Records for the exercise:
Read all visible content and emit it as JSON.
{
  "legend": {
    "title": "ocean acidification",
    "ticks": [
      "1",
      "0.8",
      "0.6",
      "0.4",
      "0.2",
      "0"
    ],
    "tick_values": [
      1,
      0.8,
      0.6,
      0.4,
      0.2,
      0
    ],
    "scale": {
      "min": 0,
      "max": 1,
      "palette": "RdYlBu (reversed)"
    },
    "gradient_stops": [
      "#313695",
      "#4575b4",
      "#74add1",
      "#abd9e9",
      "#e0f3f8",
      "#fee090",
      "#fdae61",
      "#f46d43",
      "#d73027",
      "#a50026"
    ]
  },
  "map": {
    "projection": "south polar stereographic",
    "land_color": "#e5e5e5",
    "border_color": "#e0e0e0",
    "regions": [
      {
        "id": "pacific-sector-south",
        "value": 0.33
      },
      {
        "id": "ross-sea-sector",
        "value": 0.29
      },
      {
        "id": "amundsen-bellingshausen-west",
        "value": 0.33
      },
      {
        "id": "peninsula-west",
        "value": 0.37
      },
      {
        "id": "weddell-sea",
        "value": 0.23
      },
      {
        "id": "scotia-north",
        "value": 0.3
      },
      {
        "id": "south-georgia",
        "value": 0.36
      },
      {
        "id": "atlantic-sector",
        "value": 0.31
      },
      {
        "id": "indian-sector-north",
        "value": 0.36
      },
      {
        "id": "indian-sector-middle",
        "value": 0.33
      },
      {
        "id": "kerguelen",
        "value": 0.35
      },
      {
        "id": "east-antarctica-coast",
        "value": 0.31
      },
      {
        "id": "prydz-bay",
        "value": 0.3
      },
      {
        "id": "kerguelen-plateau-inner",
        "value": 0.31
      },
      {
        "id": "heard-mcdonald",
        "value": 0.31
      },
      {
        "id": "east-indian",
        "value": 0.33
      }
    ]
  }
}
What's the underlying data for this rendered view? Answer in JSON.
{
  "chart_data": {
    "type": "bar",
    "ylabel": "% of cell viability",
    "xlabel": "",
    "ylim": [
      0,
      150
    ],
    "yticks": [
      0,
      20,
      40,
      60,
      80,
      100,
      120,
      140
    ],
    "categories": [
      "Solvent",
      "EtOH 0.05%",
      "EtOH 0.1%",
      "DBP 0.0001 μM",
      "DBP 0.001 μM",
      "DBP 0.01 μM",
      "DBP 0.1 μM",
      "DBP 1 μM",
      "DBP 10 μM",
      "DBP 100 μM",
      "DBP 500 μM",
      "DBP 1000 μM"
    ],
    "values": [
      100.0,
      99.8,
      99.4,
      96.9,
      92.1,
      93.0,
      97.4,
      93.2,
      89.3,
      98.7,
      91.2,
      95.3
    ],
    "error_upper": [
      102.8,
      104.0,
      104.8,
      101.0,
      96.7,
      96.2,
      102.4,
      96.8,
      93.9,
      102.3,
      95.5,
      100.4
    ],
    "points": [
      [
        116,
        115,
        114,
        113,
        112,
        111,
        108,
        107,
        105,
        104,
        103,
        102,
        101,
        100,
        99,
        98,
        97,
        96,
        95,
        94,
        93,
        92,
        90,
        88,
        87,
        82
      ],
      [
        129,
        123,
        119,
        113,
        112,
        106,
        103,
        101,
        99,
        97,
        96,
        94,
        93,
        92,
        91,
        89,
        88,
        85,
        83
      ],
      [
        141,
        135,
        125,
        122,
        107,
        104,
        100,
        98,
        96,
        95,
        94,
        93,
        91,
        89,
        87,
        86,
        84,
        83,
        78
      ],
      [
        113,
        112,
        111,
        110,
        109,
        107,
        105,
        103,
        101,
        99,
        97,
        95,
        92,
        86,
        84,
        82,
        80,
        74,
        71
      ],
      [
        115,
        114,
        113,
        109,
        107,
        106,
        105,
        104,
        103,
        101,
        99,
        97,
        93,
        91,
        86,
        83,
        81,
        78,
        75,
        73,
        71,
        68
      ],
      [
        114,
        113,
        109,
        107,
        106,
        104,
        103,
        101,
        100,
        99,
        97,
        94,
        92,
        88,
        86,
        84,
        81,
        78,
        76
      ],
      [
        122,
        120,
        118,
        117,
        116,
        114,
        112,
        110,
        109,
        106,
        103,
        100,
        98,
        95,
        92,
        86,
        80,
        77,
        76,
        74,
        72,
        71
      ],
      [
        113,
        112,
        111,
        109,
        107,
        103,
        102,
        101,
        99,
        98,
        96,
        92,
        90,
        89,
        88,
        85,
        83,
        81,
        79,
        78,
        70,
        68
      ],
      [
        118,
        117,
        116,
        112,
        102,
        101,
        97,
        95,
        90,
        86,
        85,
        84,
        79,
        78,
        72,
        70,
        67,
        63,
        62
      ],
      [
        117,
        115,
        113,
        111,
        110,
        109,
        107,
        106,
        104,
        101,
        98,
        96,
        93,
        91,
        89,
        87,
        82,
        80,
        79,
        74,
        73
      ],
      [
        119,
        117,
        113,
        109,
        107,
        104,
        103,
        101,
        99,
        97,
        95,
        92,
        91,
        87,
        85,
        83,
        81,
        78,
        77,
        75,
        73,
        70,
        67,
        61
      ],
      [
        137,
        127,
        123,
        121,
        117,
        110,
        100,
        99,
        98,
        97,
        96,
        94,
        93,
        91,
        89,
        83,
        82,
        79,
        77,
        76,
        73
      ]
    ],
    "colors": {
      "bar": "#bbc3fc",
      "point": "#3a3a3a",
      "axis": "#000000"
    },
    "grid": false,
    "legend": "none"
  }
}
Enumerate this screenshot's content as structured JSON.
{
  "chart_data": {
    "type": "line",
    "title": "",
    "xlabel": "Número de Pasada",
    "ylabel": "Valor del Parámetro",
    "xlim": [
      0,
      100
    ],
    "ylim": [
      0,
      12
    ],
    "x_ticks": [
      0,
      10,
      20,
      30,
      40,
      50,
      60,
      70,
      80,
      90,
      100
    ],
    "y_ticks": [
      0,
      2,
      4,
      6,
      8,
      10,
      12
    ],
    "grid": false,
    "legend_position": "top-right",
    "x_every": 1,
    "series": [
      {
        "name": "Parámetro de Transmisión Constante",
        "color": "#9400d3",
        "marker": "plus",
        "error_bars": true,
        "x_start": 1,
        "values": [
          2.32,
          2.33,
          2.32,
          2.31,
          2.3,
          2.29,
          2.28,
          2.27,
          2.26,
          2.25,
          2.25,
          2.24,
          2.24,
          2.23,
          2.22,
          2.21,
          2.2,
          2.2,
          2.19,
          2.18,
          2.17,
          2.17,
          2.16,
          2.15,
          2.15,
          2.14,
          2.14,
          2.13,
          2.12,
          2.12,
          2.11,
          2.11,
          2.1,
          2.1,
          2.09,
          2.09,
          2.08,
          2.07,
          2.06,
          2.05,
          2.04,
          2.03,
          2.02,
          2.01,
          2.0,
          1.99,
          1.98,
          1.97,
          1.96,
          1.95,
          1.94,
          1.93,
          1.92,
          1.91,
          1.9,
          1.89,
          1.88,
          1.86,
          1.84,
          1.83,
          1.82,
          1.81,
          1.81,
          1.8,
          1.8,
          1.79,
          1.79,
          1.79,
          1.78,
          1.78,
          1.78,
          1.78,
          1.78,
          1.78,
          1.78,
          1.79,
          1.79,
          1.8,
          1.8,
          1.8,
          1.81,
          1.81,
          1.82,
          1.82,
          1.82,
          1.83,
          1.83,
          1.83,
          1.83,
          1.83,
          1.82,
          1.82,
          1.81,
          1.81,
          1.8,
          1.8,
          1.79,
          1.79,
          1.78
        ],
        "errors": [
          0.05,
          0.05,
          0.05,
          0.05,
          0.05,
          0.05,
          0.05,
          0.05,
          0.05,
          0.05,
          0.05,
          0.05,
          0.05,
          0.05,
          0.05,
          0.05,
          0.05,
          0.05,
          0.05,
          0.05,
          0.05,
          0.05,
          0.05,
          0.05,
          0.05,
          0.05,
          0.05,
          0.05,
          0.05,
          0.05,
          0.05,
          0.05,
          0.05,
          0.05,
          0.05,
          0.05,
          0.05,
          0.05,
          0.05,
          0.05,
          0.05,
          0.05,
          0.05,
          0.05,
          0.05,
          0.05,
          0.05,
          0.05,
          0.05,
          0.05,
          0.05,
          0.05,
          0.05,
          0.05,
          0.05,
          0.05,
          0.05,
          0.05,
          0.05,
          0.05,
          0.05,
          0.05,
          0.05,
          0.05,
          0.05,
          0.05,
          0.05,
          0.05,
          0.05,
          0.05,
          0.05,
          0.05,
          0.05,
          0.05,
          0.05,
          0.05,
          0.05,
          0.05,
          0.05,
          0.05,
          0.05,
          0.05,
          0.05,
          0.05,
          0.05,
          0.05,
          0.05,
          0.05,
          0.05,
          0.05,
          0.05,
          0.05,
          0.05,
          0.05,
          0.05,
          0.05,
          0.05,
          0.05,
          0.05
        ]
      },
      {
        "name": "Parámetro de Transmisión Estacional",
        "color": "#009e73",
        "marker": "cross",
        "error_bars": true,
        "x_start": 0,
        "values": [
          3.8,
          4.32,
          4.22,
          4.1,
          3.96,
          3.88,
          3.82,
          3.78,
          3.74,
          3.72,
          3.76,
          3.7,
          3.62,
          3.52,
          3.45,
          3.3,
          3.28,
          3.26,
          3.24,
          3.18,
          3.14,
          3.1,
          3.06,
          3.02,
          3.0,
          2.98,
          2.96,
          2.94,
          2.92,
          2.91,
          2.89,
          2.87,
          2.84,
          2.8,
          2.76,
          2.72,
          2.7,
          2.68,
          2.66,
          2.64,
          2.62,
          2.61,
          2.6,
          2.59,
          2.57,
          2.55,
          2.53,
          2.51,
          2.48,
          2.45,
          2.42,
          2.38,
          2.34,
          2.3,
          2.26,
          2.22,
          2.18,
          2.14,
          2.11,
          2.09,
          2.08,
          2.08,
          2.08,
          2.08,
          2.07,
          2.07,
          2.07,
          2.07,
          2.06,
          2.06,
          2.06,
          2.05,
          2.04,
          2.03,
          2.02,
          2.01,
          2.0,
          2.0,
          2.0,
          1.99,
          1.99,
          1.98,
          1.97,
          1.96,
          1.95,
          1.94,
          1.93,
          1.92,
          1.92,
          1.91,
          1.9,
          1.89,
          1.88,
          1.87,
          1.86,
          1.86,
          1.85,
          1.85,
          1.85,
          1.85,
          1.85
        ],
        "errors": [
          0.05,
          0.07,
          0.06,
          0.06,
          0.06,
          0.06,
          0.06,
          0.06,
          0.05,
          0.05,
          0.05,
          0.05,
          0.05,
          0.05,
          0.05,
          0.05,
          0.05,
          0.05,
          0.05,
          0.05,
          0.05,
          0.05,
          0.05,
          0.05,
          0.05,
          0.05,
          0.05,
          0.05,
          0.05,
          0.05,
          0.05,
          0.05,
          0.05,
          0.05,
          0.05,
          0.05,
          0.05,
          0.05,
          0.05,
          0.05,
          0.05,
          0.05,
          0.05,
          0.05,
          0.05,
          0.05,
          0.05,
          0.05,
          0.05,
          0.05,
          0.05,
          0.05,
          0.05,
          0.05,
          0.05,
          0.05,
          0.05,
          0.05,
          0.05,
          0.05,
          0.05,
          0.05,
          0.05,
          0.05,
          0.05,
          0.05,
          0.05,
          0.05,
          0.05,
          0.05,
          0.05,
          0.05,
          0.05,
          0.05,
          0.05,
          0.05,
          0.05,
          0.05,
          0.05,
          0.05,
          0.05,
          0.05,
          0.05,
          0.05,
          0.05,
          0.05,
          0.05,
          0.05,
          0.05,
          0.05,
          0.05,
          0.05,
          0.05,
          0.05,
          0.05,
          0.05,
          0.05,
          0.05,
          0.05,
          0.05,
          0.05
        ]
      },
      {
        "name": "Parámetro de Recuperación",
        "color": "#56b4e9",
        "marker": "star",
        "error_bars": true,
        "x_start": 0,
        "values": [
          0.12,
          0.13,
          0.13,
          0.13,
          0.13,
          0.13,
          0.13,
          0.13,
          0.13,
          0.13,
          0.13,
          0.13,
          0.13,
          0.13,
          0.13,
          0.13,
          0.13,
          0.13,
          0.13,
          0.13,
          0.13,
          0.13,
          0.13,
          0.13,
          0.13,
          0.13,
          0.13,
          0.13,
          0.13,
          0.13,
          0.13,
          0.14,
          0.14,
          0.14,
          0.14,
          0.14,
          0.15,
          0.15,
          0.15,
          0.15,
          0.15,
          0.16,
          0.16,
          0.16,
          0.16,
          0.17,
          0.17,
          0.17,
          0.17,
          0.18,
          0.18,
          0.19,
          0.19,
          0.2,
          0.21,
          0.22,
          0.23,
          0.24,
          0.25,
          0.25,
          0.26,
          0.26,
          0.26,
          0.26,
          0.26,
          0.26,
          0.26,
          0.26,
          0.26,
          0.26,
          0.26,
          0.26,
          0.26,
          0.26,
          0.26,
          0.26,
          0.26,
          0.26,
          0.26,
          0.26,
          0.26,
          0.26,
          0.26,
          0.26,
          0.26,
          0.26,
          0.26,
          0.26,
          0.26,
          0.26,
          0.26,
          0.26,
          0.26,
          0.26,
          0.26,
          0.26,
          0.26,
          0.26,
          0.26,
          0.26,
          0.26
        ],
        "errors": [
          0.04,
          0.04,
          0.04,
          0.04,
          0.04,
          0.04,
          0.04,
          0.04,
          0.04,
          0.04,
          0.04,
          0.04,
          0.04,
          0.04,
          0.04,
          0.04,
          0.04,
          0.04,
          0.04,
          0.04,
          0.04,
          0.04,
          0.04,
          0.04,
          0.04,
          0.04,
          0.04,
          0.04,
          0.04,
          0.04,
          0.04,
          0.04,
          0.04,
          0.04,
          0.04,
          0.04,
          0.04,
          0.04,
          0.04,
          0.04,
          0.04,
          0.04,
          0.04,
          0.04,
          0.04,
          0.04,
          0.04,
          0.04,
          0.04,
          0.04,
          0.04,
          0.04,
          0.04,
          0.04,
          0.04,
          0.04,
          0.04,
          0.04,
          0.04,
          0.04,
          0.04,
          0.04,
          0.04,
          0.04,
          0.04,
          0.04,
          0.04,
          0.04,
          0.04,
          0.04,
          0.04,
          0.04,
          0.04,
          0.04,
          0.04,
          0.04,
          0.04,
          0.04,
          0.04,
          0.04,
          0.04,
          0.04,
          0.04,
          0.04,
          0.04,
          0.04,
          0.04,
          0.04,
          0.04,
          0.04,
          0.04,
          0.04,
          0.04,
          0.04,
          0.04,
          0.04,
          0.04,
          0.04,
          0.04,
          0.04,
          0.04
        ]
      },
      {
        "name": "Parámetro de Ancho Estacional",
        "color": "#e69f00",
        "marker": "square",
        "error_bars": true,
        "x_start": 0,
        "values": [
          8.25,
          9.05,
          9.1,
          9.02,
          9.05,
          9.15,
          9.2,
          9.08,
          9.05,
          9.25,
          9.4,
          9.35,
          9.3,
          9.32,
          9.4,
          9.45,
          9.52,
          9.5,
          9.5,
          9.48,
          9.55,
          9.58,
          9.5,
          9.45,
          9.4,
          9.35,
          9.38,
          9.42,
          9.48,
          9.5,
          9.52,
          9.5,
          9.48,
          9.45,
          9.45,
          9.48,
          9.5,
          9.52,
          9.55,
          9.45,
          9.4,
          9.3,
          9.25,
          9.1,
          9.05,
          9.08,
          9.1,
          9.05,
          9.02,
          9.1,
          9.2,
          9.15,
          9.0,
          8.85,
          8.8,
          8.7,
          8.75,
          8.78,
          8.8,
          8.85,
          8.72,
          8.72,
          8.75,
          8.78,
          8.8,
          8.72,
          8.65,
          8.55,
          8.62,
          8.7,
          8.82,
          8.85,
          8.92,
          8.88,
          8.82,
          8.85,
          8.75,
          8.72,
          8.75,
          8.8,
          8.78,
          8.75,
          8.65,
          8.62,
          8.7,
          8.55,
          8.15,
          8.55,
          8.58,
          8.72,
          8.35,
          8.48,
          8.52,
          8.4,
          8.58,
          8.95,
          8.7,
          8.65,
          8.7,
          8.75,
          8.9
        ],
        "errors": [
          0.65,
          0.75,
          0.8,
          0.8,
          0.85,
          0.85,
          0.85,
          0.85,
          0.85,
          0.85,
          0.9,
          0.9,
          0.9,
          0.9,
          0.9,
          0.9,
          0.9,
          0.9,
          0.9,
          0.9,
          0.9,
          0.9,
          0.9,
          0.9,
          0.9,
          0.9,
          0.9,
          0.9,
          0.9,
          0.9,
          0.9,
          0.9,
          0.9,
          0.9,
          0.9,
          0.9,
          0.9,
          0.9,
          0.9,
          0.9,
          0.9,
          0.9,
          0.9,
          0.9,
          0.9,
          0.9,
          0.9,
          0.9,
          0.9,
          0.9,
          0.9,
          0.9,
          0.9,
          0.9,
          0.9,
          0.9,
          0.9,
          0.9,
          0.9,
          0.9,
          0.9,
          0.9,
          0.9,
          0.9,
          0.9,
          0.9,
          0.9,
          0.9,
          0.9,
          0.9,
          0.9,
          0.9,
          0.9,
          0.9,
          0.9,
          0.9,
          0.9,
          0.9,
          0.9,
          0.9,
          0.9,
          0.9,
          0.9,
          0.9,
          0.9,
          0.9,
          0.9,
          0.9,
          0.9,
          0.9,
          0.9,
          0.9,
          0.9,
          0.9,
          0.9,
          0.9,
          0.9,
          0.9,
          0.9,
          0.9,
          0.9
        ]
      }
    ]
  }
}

Do this: Filter out every line that lacks the word "Parámetro", and copy the rest.

Response to the exercise:
    "ylabel": "Valor del Parámetro",
        "name": "Parámetro de Transmisión Constante",
        "name": "Parámetro de Transmisión Estacional",
        "name": "Parámetro de Recuperación",
        "name": "Parámetro de Ancho Estacional",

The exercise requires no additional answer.